----- Extracted information
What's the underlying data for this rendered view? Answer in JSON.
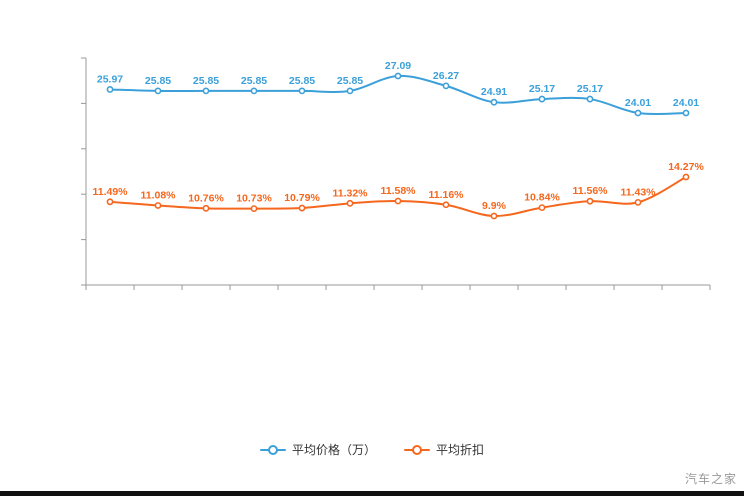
{
  "watermark": "汽车之家",
  "legend": {
    "items": [
      {
        "label": "平均价格（万）",
        "color": "#3ba0d9"
      },
      {
        "label": "平均折扣",
        "color": "#f6671e"
      }
    ]
  },
  "chart_data": {
    "type": "line",
    "title": "",
    "xlabel": "",
    "ylabel": "",
    "grid": false,
    "smooth": true,
    "legend_position": "bottom",
    "x_tick_labels": [],
    "series": [
      {
        "name": "平均价格（万）",
        "color": "#3ba0d9",
        "values": [
          25.97,
          25.85,
          25.85,
          25.85,
          25.85,
          25.85,
          27.09,
          26.27,
          24.91,
          25.17,
          25.17,
          24.01,
          24.01
        ],
        "labels": [
          "25.97",
          "25.85",
          "25.85",
          "25.85",
          "25.85",
          "25.85",
          "27.09",
          "26.27",
          "24.91",
          "25.17",
          "25.17",
          "24.01",
          "24.01"
        ]
      },
      {
        "name": "平均折扣",
        "color": "#f6671e",
        "values": [
          11.49,
          11.08,
          10.76,
          10.73,
          10.79,
          11.32,
          11.58,
          11.16,
          9.9,
          10.84,
          11.56,
          11.43,
          14.27
        ],
        "labels": [
          "11.49%",
          "11.08%",
          "10.76%",
          "10.73%",
          "10.79%",
          "11.32%",
          "11.58%",
          "11.16%",
          "9.9%",
          "10.84%",
          "11.56%",
          "11.43%",
          "14.27%"
        ]
      }
    ]
  }
}
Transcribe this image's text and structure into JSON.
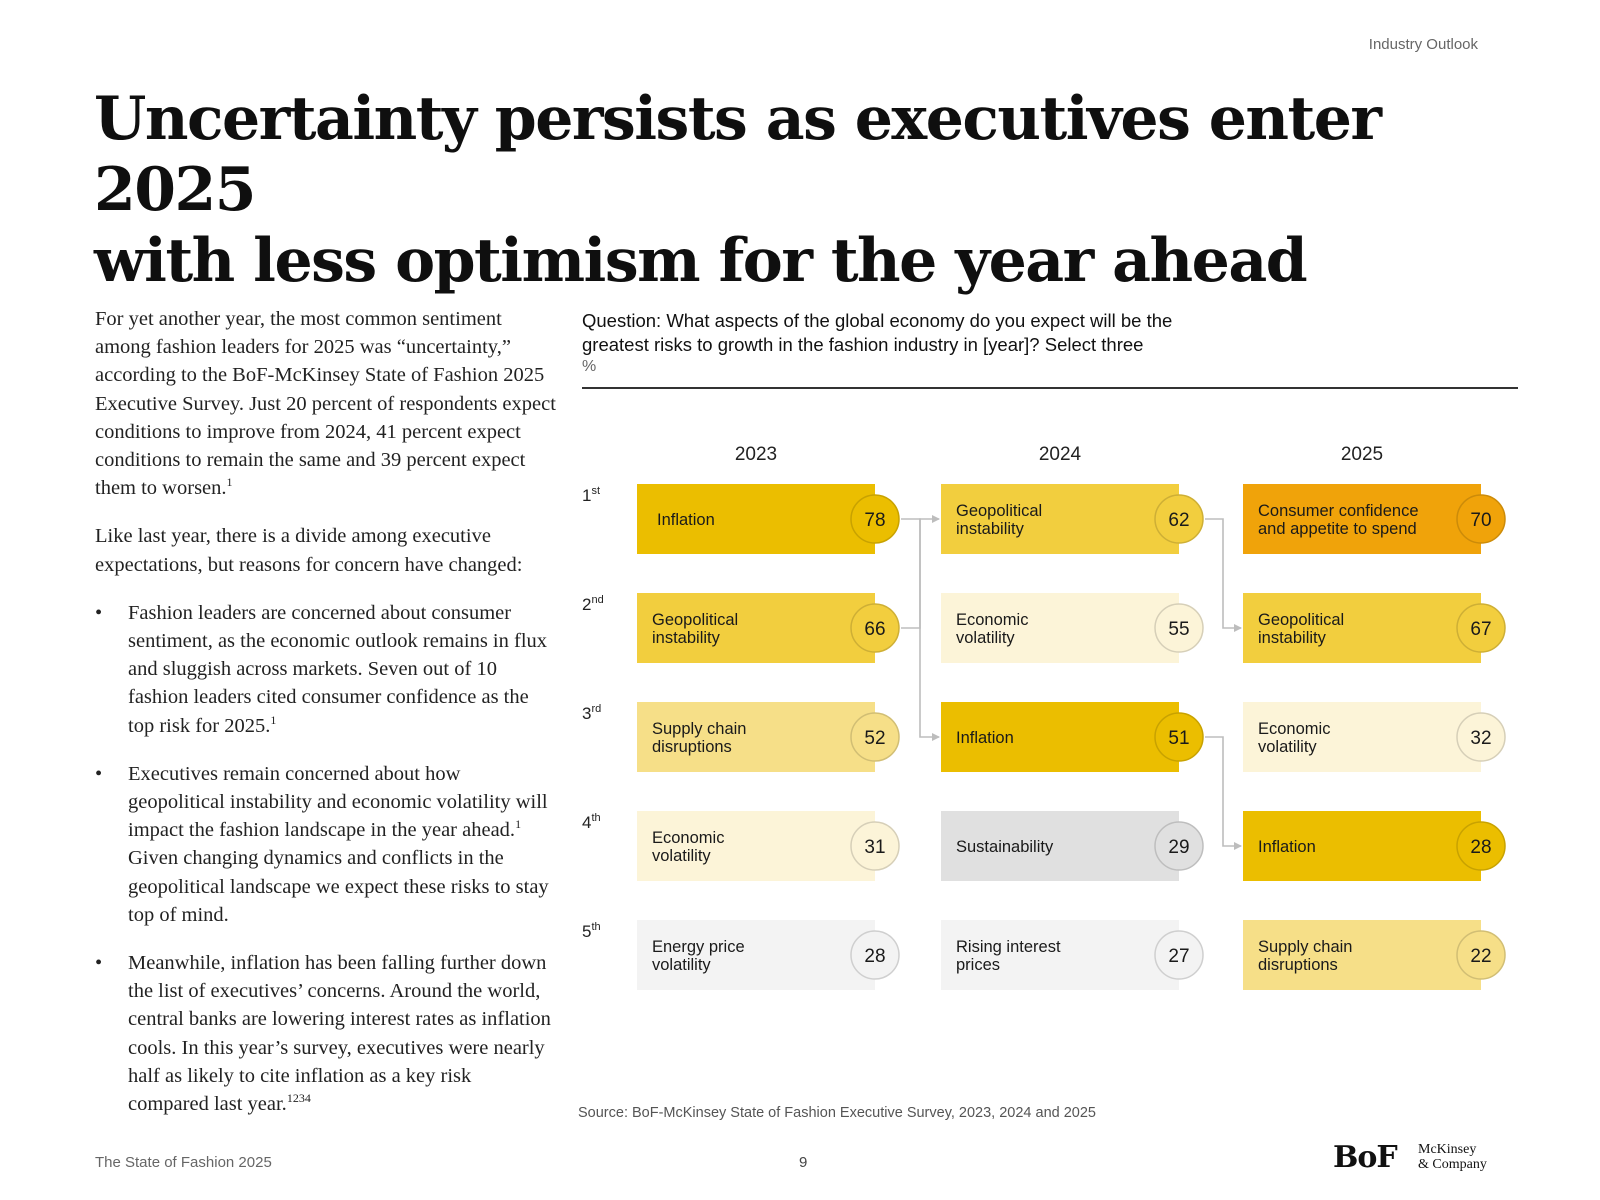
{
  "header": {
    "section_label": "Industry Outlook"
  },
  "headline": {
    "line1": "Uncertainty persists as executives enter 2025",
    "line2": "with less optimism for the year ahead"
  },
  "body": {
    "p1": "For yet another year, the most common sentiment among fashion leaders for 2025 was “uncertainty,” according to the BoF-McKinsey State of Fashion 2025 Executive Survey. Just 20 percent of respondents expect conditions to improve from 2024, 41 percent expect conditions to remain the same and 39 percent expect them to worsen.",
    "p1_ref": "1",
    "p2": "Like last year, there is a divide among executive expectations, but reasons for concern have changed:",
    "bullets": [
      {
        "text": "Fashion leaders are concerned about consumer sentiment, as the economic outlook remains in flux and sluggish across markets. Seven out of 10 fashion leaders cited consumer confidence as the top risk for 2025.",
        "ref": "1"
      },
      {
        "text_a": "Executives remain concerned about how geopolitical instability and economic volatility will impact the fashion landscape in the year ahead.",
        "ref": "1",
        "text_b": " Given changing dynamics and conflicts in the geopolitical landscape we expect these risks to stay top of mind."
      },
      {
        "text": "Meanwhile, inflation has been falling further down the list of executives’ concerns. Around the world, central banks are lowering interest rates as inflation cools. In this year’s survey, executives were nearly half as likely to cite inflation as a key risk compared last year.",
        "ref": "1234"
      }
    ]
  },
  "chart_data": {
    "type": "table",
    "question_line1": "Question: What aspects of the global economy do you expect will be the",
    "question_line2": "greatest risks to growth in the fashion industry in [year]? Select three",
    "unit": "%",
    "ranks": [
      {
        "num": "1",
        "suffix": "st"
      },
      {
        "num": "2",
        "suffix": "nd"
      },
      {
        "num": "3",
        "suffix": "rd"
      },
      {
        "num": "4",
        "suffix": "th"
      },
      {
        "num": "5",
        "suffix": "th"
      }
    ],
    "columns": [
      {
        "year": "2023",
        "items": [
          {
            "label": [
              "Inflation"
            ],
            "value": 78,
            "color": "#EBBE00"
          },
          {
            "label": [
              "Geopolitical",
              "instability"
            ],
            "value": 66,
            "color": "#F2CE3E"
          },
          {
            "label": [
              "Supply chain",
              "disruptions"
            ],
            "value": 52,
            "color": "#F6DF88"
          },
          {
            "label": [
              "Economic",
              "volatility"
            ],
            "value": 31,
            "color": "#FCF4D8"
          },
          {
            "label": [
              "Energy price",
              "volatility"
            ],
            "value": 28,
            "color": "#F3F3F3"
          }
        ]
      },
      {
        "year": "2024",
        "items": [
          {
            "label": [
              "Geopolitical",
              "instability"
            ],
            "value": 62,
            "color": "#F2CE3E"
          },
          {
            "label": [
              "Economic",
              "volatility"
            ],
            "value": 55,
            "color": "#FCF4D8"
          },
          {
            "label": [
              "Inflation"
            ],
            "value": 51,
            "color": "#EBBE00"
          },
          {
            "label": [
              "Sustainability"
            ],
            "value": 29,
            "color": "#E0E0E0"
          },
          {
            "label": [
              "Rising interest",
              "prices"
            ],
            "value": 27,
            "color": "#F3F3F3"
          }
        ]
      },
      {
        "year": "2025",
        "items": [
          {
            "label": [
              "Consumer confidence",
              "and appetite to spend"
            ],
            "value": 70,
            "color": "#F0A30A"
          },
          {
            "label": [
              "Geopolitical",
              "instability"
            ],
            "value": 67,
            "color": "#F2CE3E"
          },
          {
            "label": [
              "Economic",
              "volatility"
            ],
            "value": 32,
            "color": "#FCF4D8"
          },
          {
            "label": [
              "Inflation"
            ],
            "value": 28,
            "color": "#EBBE00"
          },
          {
            "label": [
              "Supply chain",
              "disruptions"
            ],
            "value": 22,
            "color": "#F6DF88"
          }
        ]
      }
    ],
    "connectors": [
      {
        "from": [
          0,
          0
        ],
        "to": [
          1,
          2
        ]
      },
      {
        "from": [
          0,
          1
        ],
        "to": [
          1,
          0
        ]
      },
      {
        "from": [
          1,
          0
        ],
        "to": [
          2,
          1
        ]
      },
      {
        "from": [
          1,
          2
        ],
        "to": [
          2,
          3
        ]
      }
    ],
    "connector_color": "#BDBDBD",
    "source": "Source: BoF-McKinsey State of Fashion Executive Survey, 2023, 2024 and 2025"
  },
  "footer": {
    "publication": "The State of Fashion 2025",
    "page": "9",
    "logo_bof": "BoF",
    "logo_mck_1": "McKinsey",
    "logo_mck_2": "& Company"
  }
}
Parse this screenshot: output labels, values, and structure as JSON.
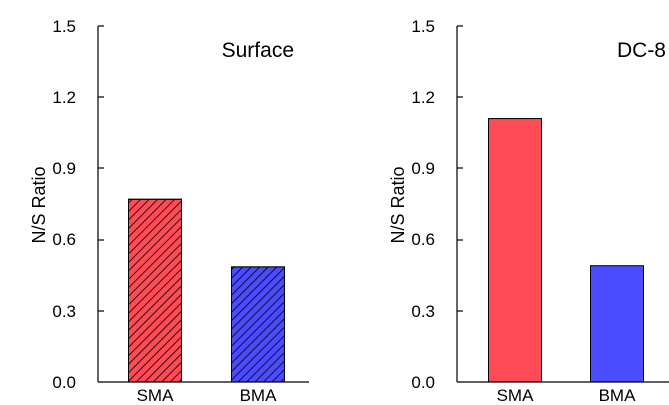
{
  "chart_data": [
    {
      "type": "bar",
      "title": "",
      "annotation": "Surface",
      "xlabel": "",
      "ylabel": "N/S Ratio",
      "ylim": [
        0,
        1.5
      ],
      "yticks": [
        "0.0",
        "0.3",
        "0.6",
        "0.9",
        "1.2",
        "1.5"
      ],
      "categories": [
        "SMA",
        "BMA"
      ],
      "values": [
        0.77,
        0.485
      ],
      "colors": [
        "#FF4B55",
        "#4B4BFF"
      ],
      "hatched": true
    },
    {
      "type": "bar",
      "title": "",
      "annotation": "DC-8",
      "xlabel": "",
      "ylabel": "N/S Ratio",
      "ylim": [
        0,
        1.5
      ],
      "yticks": [
        "0.0",
        "0.3",
        "0.6",
        "0.9",
        "1.2",
        "1.5"
      ],
      "categories": [
        "SMA",
        "BMA"
      ],
      "values": [
        1.11,
        0.49
      ],
      "colors": [
        "#FF4B55",
        "#4B4BFF"
      ],
      "hatched": false
    }
  ]
}
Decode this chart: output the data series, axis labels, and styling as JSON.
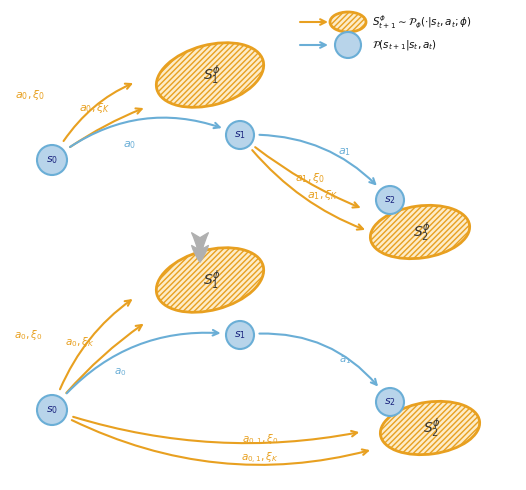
{
  "orange_color": "#E8A020",
  "blue_color": "#6aaed6",
  "gray_color": "#b0b0b0",
  "bg_color": "#ffffff",
  "node_blue_fill": "#b8d4ea",
  "node_blue_edge": "#6aaed6",
  "ellipse_orange_fill": "#fdecc8",
  "ellipse_orange_edge": "#E8A020"
}
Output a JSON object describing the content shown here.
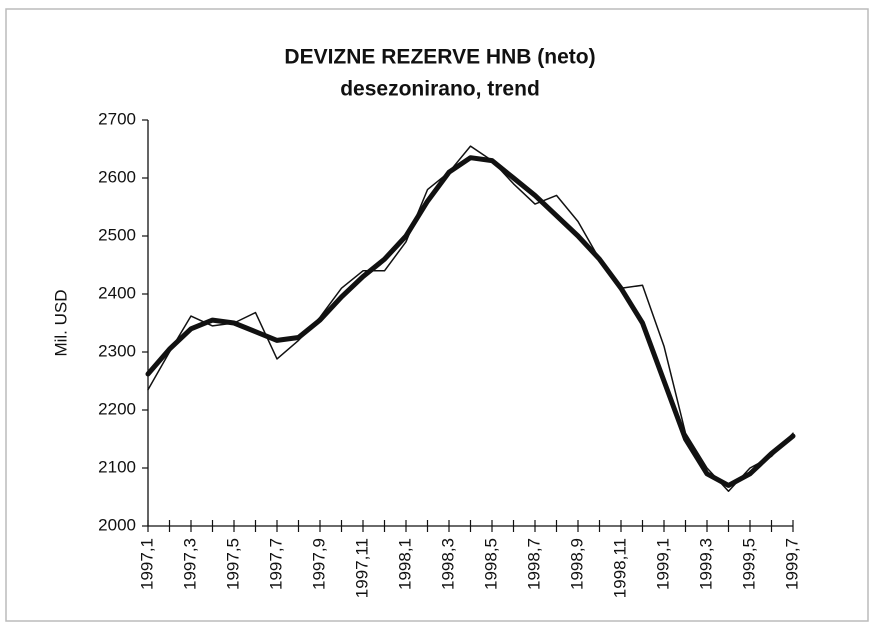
{
  "chart_data": {
    "type": "line",
    "title": "DEVIZNE REZERVE HNB  (neto)",
    "subtitle": "desezonirano, trend",
    "y_label": "Mil. USD",
    "categories": [
      "1997,1",
      null,
      "1997,3",
      null,
      "1997,5",
      null,
      "1997,7",
      null,
      "1997,9",
      null,
      "1997,11",
      null,
      "1998,1",
      null,
      "1998,3",
      null,
      "1998,5",
      null,
      "1998,7",
      null,
      "1998,9",
      null,
      "1998,11",
      null,
      "1999,1",
      null,
      "1999,3",
      null,
      "1999,5",
      null,
      "1999,7"
    ],
    "series": [
      {
        "color": "#111111",
        "line_width": 1.5,
        "values": [
          2235,
          2300,
          2362,
          2345,
          2350,
          2368,
          2288,
          2320,
          2360,
          2410,
          2440,
          2440,
          2490,
          2580,
          2610,
          2655,
          2630,
          2590,
          2555,
          2570,
          2525,
          2460,
          2410,
          2415,
          2310,
          2160,
          2100,
          2060,
          2100,
          2120,
          2160
        ]
      },
      {
        "color": "#111111",
        "line_width": 5,
        "values": [
          2262,
          2305,
          2340,
          2355,
          2350,
          2335,
          2320,
          2325,
          2355,
          2395,
          2430,
          2460,
          2500,
          2560,
          2610,
          2635,
          2630,
          2600,
          2570,
          2535,
          2500,
          2460,
          2410,
          2350,
          2250,
          2150,
          2090,
          2070,
          2090,
          2125,
          2155
        ]
      }
    ],
    "ylim": [
      2000,
      2700
    ],
    "yticks": [
      2000,
      2100,
      2200,
      2300,
      2400,
      2500,
      2600,
      2700
    ],
    "grid": false
  }
}
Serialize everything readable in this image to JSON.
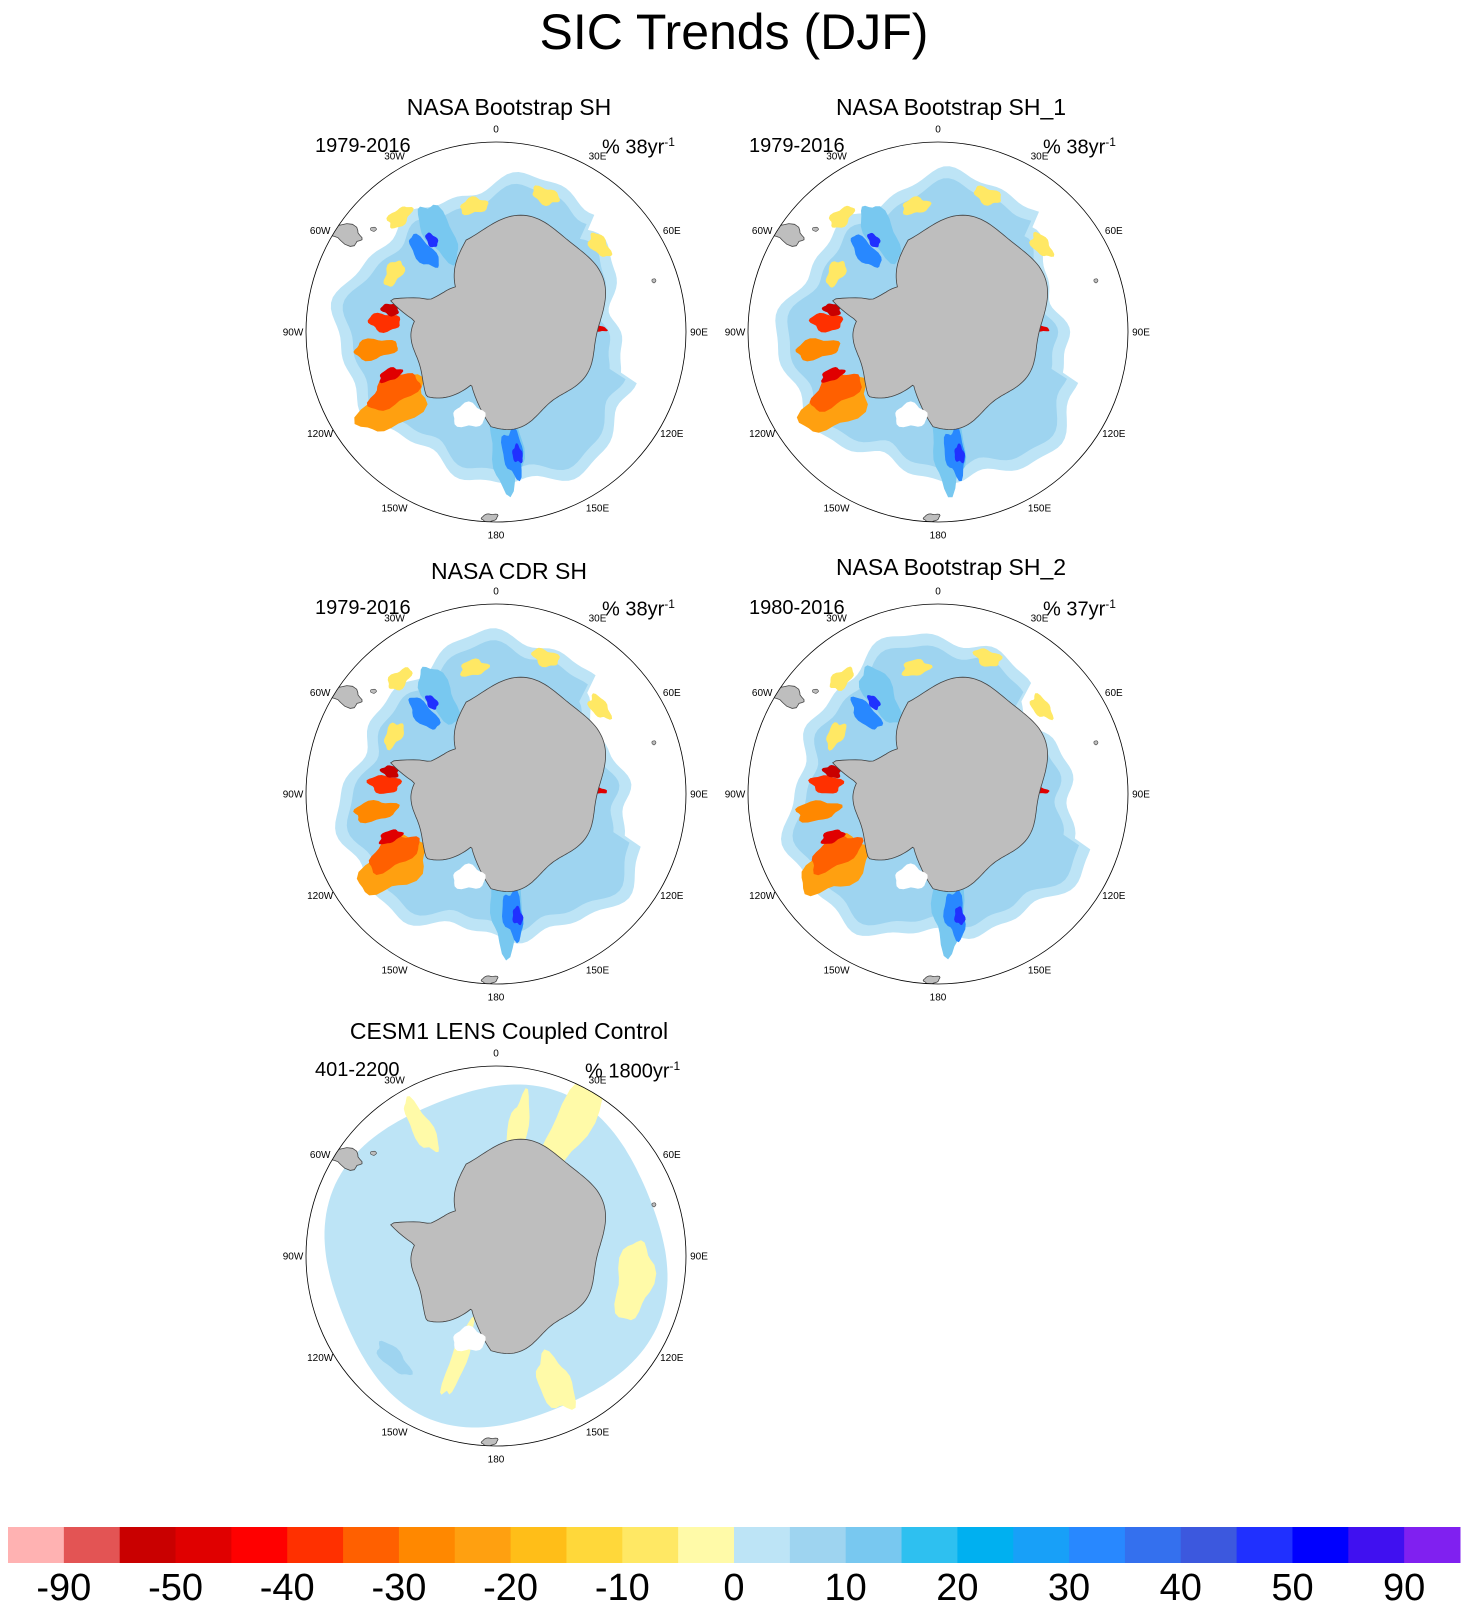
----------
> _What is expected_
Check each line of the entries above, and show every one holding the word "landscape".

> _Exercise solution_
        "text_a": "Executives remain concerned about how geopolitical instability and economic volatility will impact the fashion landscape in the year ahead.",
        "text_b": " Given changing dynamics and conflicts in the geopolitical landscape we expect these risks to stay top of mind."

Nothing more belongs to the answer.